[Start]
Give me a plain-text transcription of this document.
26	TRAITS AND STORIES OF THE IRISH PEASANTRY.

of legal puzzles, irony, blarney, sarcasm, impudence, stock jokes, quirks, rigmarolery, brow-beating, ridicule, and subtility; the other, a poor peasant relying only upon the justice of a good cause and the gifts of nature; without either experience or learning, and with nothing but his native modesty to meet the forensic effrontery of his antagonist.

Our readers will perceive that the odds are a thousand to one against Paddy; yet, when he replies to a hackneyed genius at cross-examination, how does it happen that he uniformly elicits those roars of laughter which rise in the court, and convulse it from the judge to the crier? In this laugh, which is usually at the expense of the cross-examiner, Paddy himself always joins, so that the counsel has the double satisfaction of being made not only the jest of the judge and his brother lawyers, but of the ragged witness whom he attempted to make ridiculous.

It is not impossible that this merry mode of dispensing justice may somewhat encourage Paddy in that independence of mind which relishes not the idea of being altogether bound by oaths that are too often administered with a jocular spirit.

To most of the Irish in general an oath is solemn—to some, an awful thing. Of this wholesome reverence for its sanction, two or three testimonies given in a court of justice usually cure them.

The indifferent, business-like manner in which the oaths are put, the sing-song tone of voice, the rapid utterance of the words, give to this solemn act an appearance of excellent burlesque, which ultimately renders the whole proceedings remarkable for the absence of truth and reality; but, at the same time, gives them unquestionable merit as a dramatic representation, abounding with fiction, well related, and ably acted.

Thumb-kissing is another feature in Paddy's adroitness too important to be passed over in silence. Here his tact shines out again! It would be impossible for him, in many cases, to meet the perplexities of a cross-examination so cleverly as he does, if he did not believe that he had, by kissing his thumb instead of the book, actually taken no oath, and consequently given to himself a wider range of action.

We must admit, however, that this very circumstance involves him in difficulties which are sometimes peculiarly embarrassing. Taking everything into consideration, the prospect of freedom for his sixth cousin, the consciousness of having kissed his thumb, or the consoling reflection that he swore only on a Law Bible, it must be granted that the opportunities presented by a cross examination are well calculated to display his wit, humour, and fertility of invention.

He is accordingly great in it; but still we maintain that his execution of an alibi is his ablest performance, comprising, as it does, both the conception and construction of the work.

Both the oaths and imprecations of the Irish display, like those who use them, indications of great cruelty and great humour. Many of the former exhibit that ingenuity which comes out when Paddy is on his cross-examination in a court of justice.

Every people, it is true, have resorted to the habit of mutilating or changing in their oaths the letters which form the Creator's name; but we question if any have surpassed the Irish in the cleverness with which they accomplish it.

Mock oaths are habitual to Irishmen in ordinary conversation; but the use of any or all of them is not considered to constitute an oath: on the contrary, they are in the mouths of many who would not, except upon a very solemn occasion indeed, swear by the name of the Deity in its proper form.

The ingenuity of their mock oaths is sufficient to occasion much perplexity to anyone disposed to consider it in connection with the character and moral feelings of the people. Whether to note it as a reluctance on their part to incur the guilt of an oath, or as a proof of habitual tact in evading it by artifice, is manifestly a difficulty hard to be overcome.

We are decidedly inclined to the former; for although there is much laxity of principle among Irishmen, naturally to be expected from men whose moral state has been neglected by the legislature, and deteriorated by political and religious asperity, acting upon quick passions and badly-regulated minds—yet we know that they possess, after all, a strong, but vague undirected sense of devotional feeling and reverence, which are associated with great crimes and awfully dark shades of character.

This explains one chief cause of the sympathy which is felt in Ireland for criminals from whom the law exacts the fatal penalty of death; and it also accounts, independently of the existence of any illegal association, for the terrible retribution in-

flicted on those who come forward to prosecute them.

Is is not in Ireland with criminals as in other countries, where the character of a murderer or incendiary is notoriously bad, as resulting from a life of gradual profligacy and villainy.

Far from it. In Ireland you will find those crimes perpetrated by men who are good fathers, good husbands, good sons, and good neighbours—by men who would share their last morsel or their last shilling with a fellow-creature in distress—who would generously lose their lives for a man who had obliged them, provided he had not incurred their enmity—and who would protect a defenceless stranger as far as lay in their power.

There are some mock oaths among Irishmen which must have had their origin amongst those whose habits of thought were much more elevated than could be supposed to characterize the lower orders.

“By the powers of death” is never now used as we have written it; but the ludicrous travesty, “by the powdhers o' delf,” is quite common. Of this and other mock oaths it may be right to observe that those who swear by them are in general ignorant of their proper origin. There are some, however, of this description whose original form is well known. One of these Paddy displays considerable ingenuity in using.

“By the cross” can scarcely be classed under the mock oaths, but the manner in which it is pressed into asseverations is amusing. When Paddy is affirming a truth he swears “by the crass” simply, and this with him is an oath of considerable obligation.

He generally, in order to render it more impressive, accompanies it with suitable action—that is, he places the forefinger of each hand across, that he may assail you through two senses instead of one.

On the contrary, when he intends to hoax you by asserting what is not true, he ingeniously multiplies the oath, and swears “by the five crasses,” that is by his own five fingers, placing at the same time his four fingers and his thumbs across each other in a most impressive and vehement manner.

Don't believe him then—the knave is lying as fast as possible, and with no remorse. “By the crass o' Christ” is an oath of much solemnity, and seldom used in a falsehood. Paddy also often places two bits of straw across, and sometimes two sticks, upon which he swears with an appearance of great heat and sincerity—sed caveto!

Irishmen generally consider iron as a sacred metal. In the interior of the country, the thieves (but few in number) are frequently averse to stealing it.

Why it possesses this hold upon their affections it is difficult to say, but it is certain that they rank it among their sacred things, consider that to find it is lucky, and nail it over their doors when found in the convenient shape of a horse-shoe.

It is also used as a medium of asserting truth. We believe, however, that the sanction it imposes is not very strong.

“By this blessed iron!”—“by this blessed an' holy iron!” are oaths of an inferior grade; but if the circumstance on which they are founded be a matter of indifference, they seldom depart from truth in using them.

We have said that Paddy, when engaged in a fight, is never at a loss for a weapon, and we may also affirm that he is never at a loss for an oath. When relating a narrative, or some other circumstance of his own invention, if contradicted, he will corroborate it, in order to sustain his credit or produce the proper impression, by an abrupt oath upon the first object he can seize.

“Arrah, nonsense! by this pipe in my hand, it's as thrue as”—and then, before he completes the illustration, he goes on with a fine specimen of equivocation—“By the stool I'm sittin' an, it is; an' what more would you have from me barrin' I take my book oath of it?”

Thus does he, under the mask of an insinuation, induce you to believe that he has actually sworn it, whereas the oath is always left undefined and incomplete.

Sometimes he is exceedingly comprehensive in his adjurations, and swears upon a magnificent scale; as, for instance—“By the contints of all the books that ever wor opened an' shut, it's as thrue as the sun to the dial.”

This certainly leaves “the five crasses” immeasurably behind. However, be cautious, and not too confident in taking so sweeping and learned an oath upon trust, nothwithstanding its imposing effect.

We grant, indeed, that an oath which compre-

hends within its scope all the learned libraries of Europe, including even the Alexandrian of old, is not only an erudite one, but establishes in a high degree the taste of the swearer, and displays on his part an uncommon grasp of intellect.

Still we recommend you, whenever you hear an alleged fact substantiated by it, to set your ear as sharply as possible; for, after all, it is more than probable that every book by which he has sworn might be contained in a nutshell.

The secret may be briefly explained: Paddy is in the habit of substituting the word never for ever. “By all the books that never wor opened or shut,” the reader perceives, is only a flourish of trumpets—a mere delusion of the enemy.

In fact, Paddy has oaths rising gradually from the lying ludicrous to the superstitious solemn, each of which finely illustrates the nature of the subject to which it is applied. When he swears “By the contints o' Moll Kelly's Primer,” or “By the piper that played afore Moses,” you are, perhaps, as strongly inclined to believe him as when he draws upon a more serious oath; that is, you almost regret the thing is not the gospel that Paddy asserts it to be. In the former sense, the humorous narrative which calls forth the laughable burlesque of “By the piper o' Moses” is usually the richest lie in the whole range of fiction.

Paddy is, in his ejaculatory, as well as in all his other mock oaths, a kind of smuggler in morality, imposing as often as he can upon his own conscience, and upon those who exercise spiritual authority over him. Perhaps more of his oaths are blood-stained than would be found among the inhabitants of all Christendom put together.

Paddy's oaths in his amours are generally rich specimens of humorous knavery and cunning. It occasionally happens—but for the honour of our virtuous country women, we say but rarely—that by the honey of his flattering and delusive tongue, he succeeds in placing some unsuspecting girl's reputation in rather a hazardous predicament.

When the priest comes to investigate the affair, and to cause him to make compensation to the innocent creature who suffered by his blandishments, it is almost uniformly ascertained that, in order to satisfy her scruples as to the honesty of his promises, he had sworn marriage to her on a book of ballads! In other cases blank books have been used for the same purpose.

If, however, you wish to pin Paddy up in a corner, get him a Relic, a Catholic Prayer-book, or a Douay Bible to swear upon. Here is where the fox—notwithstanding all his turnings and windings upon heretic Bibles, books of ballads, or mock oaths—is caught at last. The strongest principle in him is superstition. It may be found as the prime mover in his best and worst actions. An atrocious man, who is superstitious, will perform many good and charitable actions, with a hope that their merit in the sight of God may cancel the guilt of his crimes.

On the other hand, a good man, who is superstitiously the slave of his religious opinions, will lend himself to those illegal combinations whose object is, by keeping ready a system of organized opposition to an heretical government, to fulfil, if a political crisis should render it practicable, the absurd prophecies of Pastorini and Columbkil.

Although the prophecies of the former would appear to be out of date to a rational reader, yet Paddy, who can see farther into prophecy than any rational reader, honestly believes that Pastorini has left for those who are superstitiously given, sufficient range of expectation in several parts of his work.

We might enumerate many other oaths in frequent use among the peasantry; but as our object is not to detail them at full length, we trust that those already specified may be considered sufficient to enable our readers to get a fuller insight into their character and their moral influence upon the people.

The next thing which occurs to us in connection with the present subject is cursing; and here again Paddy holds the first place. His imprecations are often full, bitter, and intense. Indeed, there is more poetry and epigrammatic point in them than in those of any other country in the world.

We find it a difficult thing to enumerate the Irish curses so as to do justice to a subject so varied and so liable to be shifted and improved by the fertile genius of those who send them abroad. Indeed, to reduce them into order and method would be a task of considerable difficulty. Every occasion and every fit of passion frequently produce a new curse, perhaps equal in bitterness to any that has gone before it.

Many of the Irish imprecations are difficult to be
[End]
Requirements ::
Tally the lines in these entries that have the string "generally" in them, then answer with the count and nothing else.

Exercise result ::
3